### Exercise
Which lines in the records below contain the word "щебня"? Copy each one out.
━━━━━━━━━━━━━━━━━━━━━━━━━━━━━━
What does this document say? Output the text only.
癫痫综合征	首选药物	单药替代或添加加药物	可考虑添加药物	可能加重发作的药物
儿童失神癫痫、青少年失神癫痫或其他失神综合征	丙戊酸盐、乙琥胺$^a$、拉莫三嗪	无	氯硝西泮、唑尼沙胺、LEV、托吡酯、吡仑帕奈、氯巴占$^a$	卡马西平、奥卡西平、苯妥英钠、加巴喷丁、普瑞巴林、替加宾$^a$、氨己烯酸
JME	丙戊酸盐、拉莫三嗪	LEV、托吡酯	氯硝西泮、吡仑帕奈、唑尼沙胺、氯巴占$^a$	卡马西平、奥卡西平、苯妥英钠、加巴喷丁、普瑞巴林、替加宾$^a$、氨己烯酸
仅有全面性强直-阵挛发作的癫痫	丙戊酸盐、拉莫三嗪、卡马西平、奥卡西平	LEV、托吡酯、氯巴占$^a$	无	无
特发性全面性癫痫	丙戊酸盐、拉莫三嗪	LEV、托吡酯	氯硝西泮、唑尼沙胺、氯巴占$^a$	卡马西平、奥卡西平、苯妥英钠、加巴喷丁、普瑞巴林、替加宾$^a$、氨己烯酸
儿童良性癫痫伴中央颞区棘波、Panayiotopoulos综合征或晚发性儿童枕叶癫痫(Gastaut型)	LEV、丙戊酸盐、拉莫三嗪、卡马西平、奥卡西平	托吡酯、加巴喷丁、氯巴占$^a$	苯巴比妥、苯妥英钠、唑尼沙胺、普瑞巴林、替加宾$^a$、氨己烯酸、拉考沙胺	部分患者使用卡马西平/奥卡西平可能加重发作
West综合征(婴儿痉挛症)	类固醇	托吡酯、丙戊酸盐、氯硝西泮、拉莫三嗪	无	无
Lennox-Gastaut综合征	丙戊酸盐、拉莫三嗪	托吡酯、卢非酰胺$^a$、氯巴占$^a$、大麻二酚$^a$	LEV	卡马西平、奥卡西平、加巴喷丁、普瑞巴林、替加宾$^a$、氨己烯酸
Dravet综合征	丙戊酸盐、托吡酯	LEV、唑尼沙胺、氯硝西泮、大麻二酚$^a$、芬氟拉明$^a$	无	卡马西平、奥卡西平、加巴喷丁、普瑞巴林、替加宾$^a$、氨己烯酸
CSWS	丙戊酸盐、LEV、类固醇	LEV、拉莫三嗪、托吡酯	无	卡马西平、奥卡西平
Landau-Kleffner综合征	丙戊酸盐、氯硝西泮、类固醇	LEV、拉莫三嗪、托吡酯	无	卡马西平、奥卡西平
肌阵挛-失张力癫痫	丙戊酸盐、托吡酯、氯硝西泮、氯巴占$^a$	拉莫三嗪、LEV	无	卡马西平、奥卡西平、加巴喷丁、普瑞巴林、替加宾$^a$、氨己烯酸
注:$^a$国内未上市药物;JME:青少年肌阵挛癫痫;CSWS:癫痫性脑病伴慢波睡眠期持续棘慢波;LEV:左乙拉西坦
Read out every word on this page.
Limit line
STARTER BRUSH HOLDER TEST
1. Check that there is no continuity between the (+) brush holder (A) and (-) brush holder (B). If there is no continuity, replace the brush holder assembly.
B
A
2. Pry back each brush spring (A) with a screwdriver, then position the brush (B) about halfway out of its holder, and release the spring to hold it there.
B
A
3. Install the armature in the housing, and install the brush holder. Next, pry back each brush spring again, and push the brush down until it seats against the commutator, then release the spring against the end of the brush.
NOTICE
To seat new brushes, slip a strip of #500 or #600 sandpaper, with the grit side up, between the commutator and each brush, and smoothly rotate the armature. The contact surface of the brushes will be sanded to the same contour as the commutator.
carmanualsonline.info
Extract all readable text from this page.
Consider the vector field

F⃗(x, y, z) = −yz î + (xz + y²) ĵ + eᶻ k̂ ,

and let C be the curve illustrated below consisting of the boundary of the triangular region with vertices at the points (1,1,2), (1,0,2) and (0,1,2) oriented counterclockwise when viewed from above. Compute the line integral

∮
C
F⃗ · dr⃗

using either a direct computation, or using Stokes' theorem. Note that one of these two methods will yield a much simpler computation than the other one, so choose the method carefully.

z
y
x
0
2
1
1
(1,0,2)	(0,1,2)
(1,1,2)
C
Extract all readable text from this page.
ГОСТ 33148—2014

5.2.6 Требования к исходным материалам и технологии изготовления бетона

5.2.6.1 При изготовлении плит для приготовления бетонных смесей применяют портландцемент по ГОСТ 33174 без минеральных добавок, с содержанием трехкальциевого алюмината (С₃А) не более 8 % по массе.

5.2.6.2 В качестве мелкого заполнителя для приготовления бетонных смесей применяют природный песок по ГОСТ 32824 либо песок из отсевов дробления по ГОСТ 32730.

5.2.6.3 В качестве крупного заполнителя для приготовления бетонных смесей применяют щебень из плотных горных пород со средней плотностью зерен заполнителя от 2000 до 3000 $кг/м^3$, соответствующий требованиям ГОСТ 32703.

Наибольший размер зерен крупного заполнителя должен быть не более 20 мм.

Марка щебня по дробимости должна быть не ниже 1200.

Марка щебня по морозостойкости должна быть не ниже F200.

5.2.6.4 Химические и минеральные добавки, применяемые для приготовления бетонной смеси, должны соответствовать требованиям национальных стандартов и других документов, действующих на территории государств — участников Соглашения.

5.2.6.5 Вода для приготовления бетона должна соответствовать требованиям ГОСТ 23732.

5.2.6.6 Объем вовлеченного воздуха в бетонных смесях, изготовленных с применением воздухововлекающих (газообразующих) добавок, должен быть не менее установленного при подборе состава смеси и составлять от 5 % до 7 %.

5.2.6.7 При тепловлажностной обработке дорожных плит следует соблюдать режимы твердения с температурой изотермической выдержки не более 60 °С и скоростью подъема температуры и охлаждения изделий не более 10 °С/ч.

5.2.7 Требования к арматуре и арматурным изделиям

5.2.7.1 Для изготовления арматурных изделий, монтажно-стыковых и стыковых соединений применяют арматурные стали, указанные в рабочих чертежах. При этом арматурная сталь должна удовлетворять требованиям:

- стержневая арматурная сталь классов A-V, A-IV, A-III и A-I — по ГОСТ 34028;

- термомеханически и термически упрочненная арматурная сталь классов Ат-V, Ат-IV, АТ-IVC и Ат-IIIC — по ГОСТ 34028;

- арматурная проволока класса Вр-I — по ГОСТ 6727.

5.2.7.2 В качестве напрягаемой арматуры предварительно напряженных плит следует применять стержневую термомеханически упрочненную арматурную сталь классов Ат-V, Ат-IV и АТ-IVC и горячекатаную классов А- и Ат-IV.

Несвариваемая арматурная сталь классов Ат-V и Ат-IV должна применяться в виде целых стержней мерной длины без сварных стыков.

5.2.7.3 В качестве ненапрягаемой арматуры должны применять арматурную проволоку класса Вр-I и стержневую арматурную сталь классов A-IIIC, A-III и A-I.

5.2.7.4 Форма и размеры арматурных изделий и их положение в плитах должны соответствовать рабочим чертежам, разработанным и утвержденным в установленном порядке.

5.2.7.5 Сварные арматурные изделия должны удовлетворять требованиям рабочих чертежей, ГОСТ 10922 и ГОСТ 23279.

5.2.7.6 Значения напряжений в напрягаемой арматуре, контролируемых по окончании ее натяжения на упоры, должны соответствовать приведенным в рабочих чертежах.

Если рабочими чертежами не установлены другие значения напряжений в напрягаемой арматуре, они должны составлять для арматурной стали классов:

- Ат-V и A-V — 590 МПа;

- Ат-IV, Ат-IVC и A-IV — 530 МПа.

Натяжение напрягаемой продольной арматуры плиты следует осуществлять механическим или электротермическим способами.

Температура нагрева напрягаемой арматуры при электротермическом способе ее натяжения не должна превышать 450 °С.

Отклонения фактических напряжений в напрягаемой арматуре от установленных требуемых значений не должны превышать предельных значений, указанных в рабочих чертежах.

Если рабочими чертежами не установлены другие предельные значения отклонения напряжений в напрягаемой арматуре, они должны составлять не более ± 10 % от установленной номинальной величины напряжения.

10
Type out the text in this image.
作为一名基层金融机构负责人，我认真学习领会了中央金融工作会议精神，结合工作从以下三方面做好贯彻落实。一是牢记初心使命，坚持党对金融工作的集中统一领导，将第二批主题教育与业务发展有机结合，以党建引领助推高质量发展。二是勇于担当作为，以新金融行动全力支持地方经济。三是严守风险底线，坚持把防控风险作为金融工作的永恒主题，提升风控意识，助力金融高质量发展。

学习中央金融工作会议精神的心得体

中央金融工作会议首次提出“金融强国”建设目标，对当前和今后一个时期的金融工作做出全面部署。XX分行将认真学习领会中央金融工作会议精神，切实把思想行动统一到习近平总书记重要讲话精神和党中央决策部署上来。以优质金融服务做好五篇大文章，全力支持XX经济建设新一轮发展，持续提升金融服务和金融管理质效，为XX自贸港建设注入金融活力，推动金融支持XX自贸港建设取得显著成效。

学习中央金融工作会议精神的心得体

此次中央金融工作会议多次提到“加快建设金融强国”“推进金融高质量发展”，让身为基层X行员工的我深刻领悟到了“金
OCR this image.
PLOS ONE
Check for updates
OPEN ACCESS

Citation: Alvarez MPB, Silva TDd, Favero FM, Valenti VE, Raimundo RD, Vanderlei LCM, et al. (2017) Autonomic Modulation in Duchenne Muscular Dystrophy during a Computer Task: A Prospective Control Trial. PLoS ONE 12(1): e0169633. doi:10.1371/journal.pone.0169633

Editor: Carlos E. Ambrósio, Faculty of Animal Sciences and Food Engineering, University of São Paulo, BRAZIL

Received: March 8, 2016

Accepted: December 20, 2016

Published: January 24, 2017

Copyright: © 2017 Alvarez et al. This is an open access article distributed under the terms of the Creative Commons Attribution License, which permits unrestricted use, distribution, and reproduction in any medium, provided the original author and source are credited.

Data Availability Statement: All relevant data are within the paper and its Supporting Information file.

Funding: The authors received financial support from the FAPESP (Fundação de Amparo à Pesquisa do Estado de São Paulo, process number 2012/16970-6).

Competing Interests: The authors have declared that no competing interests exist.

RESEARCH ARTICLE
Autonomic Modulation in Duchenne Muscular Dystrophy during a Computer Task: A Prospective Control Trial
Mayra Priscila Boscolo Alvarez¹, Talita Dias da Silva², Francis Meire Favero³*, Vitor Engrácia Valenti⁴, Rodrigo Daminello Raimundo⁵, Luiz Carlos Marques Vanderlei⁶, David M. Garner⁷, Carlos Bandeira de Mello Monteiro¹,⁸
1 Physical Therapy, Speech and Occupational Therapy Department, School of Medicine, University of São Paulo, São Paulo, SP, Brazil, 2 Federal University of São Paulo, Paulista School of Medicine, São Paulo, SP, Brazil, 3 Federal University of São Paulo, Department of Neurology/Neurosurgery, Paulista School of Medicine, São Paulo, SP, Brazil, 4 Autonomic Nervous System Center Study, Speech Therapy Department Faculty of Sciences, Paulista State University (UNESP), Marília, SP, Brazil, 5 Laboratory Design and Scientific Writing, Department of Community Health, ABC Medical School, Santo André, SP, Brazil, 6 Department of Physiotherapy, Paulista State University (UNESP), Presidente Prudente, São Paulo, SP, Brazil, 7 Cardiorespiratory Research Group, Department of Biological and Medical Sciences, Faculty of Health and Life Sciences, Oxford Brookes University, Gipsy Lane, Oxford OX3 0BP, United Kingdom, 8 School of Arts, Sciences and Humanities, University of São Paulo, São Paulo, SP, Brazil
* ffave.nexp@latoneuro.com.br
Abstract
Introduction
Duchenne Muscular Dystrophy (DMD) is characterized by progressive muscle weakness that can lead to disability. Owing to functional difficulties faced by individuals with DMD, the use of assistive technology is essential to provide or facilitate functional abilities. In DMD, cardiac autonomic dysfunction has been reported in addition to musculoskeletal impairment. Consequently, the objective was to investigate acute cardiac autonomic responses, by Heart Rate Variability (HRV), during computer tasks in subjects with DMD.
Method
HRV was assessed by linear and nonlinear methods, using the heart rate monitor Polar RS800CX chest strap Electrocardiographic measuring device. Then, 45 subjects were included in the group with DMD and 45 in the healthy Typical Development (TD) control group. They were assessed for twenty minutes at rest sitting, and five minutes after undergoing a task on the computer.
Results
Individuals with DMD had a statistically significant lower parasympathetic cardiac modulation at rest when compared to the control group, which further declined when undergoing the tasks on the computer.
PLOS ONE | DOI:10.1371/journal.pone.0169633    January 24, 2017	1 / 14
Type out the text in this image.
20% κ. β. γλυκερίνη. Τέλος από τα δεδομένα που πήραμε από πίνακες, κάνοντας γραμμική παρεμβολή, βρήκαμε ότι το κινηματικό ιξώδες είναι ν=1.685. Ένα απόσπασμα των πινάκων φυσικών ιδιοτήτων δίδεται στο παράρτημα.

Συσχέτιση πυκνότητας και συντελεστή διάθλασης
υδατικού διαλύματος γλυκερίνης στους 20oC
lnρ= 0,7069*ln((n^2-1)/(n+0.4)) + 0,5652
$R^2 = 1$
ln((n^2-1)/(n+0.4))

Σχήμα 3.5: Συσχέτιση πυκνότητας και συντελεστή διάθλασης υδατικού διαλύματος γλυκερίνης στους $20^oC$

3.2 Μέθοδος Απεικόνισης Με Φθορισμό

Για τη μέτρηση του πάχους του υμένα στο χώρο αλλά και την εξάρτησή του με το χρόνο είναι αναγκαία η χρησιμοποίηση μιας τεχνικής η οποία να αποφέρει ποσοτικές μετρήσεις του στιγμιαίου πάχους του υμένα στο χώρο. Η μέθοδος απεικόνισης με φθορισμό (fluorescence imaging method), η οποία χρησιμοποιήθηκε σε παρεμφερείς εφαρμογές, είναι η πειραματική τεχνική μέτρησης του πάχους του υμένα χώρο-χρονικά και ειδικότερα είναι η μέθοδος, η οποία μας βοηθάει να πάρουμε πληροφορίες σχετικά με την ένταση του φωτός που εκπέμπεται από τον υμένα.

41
━━━━━━━━━━━━━━━━━━━━━━━━━━━━━━
### Result below
Марка щебня по дробимости должна быть не ниже 1200.
Марка щебня по морозостойкости должна быть не ниже F200.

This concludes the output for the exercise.